# REQUIREMENT
Locate every line that holds the string "공무원들이" and copy it.

# EXERCISE INPUTS
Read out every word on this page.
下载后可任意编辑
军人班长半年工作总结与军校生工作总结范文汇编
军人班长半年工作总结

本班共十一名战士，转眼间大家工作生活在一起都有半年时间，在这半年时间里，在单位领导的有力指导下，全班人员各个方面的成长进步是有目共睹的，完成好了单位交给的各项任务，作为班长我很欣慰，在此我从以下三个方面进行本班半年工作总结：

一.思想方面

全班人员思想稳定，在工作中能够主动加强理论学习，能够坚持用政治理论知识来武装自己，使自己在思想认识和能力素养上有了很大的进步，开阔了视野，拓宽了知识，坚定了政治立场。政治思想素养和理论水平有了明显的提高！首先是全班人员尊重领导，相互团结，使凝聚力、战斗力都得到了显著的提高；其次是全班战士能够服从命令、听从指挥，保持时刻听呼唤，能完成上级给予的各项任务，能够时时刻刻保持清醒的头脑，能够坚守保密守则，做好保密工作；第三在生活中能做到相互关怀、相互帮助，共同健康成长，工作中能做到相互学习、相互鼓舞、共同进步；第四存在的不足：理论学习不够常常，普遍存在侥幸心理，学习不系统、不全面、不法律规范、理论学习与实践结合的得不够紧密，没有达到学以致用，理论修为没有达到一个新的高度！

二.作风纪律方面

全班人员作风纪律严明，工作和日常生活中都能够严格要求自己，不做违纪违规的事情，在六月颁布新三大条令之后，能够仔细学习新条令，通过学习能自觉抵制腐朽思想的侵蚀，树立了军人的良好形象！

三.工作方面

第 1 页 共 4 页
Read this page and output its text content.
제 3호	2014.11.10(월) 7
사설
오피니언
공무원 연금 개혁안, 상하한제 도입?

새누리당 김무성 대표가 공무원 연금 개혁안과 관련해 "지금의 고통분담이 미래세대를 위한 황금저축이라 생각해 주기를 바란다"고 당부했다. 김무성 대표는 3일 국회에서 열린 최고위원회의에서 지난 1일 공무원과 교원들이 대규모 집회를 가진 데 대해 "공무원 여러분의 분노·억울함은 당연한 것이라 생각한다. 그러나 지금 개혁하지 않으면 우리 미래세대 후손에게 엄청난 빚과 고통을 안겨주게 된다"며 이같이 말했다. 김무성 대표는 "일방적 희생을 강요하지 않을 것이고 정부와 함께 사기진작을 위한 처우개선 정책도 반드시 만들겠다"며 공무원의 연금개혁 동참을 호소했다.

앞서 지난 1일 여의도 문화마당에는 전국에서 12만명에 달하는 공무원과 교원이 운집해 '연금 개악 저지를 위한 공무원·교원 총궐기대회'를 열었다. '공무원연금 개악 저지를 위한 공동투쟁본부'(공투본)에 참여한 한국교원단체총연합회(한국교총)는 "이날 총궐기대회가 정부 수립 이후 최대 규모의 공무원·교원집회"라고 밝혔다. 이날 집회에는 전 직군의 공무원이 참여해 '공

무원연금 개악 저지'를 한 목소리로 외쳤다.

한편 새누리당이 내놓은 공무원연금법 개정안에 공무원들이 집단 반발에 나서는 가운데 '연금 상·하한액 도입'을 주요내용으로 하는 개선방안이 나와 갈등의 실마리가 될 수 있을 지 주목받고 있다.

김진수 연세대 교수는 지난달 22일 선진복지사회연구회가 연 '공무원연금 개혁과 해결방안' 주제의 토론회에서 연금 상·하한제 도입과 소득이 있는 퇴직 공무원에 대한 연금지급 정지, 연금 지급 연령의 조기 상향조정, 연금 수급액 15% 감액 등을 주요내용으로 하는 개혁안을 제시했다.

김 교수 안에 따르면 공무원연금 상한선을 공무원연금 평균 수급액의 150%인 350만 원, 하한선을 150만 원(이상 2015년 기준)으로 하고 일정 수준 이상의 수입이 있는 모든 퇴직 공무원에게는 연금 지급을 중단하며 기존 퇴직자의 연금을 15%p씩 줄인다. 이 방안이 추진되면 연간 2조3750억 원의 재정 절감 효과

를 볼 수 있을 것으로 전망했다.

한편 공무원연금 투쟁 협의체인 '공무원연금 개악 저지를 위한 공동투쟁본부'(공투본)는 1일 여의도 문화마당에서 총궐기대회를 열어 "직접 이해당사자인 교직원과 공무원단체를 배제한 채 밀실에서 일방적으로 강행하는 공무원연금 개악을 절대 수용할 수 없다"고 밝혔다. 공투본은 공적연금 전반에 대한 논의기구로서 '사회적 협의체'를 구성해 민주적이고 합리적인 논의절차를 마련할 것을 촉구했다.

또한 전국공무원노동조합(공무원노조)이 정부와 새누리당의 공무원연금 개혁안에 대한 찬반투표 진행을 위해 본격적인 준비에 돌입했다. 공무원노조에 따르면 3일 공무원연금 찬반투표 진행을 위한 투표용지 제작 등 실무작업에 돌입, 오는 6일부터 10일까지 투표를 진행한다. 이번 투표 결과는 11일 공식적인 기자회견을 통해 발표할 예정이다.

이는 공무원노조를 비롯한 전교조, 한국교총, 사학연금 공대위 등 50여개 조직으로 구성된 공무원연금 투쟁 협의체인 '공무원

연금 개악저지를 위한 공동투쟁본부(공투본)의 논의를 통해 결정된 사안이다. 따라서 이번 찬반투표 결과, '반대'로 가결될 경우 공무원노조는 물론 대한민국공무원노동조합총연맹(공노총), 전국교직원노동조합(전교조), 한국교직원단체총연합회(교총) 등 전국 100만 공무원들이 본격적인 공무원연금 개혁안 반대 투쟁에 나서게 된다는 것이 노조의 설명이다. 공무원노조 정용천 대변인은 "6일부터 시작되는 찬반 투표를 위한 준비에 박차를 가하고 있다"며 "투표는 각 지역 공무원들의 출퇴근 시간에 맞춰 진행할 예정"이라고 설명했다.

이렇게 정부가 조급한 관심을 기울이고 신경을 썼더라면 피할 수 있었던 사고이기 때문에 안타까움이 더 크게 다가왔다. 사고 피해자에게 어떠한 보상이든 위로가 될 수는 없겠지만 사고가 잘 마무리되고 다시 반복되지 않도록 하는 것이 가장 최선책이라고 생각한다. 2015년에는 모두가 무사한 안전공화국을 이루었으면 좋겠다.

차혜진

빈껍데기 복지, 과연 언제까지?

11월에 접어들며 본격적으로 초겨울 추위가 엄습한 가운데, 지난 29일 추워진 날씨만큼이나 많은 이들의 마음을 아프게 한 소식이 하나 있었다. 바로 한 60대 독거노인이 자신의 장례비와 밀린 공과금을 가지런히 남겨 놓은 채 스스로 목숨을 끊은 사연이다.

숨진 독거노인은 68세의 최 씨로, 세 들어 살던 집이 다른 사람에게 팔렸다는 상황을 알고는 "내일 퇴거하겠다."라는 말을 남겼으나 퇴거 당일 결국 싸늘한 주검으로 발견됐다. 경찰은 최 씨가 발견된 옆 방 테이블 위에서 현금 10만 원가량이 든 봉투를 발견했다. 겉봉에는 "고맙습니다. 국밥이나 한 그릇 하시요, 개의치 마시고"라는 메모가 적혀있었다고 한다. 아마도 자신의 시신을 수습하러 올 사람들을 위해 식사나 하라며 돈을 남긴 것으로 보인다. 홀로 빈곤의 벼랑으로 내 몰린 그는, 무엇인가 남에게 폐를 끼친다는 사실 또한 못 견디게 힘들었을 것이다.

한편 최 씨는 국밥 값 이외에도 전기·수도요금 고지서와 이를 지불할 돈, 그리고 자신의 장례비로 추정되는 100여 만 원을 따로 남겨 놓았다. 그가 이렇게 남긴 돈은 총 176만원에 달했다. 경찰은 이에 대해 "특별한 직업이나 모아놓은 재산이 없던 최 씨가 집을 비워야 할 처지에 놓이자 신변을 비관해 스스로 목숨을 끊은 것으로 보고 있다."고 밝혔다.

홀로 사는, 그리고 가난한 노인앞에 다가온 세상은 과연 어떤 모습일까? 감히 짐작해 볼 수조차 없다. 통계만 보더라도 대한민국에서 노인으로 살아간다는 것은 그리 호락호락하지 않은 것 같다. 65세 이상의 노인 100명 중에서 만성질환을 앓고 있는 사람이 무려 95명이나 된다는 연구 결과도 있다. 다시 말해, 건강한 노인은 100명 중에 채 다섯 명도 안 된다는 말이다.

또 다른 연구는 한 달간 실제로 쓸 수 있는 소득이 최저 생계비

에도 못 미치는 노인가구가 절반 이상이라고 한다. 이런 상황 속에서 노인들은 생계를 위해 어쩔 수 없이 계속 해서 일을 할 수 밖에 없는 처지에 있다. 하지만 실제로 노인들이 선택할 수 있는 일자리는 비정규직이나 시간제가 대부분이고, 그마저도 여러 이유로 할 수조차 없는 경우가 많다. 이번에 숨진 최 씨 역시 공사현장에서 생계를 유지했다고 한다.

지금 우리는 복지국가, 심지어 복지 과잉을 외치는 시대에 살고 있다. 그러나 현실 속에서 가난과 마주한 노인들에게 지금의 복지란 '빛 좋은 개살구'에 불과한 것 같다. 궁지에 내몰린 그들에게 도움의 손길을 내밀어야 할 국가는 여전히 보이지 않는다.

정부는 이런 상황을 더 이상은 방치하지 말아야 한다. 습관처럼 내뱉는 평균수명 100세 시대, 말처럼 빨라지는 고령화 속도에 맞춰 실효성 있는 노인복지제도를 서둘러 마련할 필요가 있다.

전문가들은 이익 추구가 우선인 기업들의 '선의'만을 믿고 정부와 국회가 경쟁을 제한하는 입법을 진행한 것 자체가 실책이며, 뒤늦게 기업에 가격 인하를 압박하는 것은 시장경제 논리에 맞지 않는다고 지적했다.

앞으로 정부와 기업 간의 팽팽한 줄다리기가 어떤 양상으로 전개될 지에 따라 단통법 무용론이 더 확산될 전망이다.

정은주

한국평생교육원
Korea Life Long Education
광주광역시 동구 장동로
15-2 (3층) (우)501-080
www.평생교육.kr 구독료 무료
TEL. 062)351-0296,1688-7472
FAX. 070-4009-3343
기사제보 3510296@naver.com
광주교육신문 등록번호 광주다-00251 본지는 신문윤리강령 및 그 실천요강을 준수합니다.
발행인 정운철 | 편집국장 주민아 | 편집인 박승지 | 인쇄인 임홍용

# WRITTEN SOLUTION
한편 새누리당이 내놓은 공무원연금법 개정안에 공무원들이 집단 반발에 나서는 가운데 '연금 상·하한액 도입'을 주요내용으로 하는 개선방안이 나와 갈등의 실마리가 될 수 있을 지 주목받고 있다.
연금 개악저지를 위한 공동투쟁본부(공투본)의 논의를 통해 결정된 사안이다. 따라서 이번 찬반투표 결과, '반대'로 가결될 경우 공무원노조는 물론 대한민국공무원노동조합총연맹(공노총), 전국교직원노동조합(전교조), 한국교직원단체총연합회(교총) 등 전국 100만 공무원들이 본격적인 공무원연금 개혁안 반대 투쟁에 나서게 된다는 것이 노조의 설명이다. 공무원노조 정용천 대변인은 "6일부터 시작되는 찬반 투표를 위한 준비에 박차를 가하고 있다"며 "투표는 각 지역 공무원들의 출퇴근 시간에 맞춰 진행할 예정"이라고 설명했다.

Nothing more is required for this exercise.